** EXERCISE TASK **
Every record here needs to be written out again exactly.

** Collected data entries **
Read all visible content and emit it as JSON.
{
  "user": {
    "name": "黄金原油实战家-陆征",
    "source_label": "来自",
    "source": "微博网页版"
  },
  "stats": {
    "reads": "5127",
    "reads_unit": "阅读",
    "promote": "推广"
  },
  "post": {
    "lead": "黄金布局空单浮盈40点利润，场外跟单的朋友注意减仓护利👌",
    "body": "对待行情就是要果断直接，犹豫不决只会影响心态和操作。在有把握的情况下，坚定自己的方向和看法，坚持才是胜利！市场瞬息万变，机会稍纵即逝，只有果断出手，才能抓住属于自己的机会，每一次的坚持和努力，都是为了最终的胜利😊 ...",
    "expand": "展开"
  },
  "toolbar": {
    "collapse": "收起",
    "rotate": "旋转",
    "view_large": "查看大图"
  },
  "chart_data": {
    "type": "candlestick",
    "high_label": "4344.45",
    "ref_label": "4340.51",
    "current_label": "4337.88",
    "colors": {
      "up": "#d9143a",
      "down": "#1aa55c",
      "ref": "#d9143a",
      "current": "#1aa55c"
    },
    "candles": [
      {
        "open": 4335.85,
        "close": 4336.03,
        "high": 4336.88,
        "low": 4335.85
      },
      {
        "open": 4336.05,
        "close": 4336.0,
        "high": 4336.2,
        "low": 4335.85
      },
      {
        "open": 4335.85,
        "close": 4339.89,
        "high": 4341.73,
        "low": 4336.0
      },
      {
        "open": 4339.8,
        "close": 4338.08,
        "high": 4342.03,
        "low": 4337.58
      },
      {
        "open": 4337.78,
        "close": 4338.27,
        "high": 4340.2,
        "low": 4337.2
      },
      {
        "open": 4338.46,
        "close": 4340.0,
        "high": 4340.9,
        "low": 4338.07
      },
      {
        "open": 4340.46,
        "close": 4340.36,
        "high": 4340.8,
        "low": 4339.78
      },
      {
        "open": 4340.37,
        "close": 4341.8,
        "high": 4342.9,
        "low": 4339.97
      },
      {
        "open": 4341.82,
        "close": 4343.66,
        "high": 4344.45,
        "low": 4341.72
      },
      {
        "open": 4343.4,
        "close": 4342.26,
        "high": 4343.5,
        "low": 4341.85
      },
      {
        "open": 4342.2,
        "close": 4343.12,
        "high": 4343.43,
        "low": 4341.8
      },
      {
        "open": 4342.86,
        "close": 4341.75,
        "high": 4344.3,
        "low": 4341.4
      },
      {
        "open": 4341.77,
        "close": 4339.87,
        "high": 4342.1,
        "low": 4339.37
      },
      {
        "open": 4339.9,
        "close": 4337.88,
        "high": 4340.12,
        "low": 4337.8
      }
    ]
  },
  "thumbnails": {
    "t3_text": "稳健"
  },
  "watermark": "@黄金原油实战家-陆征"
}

** WRITTEN ANSWER **
Read all visible content and emit it as JSON.
{
  "user": {
    "name": "黄金原油实战家-陆征",
    "source_label": "来自",
    "source": "微博网页版"
  },
  "stats": {
    "reads": "5127",
    "reads_unit": "阅读",
    "promote": "推广"
  },
  "post": {
    "lead": "黄金布局空单浮盈40点利润，场外跟单的朋友注意减仓护利👌",
    "body": "对待行情就是要果断直接，犹豫不决只会影响心态和操作。在有把握的情况下，坚定自己的方向和看法，坚持才是胜利！市场瞬息万变，机会稍纵即逝，只有果断出手，才能抓住属于自己的机会，每一次的坚持和努力，都是为了最终的胜利😊 ...",
    "expand": "展开"
  },
  "toolbar": {
    "collapse": "收起",
    "rotate": "旋转",
    "view_large": "查看大图"
  },
  "chart_data": {
    "type": "candlestick",
    "high_label": "4344.45",
    "ref_label": "4340.51",
    "current_label": "4337.88",
    "colors": {
      "up": "#d9143a",
      "down": "#1aa55c",
      "ref": "#d9143a",
      "current": "#1aa55c"
    },
    "candles": [
      {
        "open": 4335.85,
        "close": 4336.03,
        "high": 4336.88,
        "low": 4335.85
      },
      {
        "open": 4336.05,
        "close": 4336.0,
        "high": 4336.2,
        "low": 4335.85
      },
      {
        "open": 4335.85,
        "close": 4339.89,
        "high": 4341.73,
        "low": 4336.0
      },
      {
        "open": 4339.8,
        "close": 4338.08,
        "high": 4342.03,
        "low": 4337.58
      },
      {
        "open": 4337.78,
        "close": 4338.27,
        "high": 4340.2,
        "low": 4337.2
      },
      {
        "open": 4338.46,
        "close": 4340.0,
        "high": 4340.9,
        "low": 4338.07
      },
      {
        "open": 4340.46,
        "close": 4340.36,
        "high": 4340.8,
        "low": 4339.78
      },
      {
        "open": 4340.37,
        "close": 4341.8,
        "high": 4342.9,
        "low": 4339.97
      },
      {
        "open": 4341.82,
        "close": 4343.66,
        "high": 4344.45,
        "low": 4341.72
      },
      {
        "open": 4343.4,
        "close": 4342.26,
        "high": 4343.5,
        "low": 4341.85
      },
      {
        "open": 4342.2,
        "close": 4343.12,
        "high": 4343.43,
        "low": 4341.8
      },
      {
        "open": 4342.86,
        "close": 4341.75,
        "high": 4344.3,
        "low": 4341.4
      },
      {
        "open": 4341.77,
        "close": 4339.87,
        "high": 4342.1,
        "low": 4339.37
      },
      {
        "open": 4339.9,
        "close": 4337.88,
        "high": 4340.12,
        "low": 4337.8
      }
    ]
  },
  "thumbnails": {
    "t3_text": "稳健"
  },
  "watermark": "@黄金原油实战家-陆征"
}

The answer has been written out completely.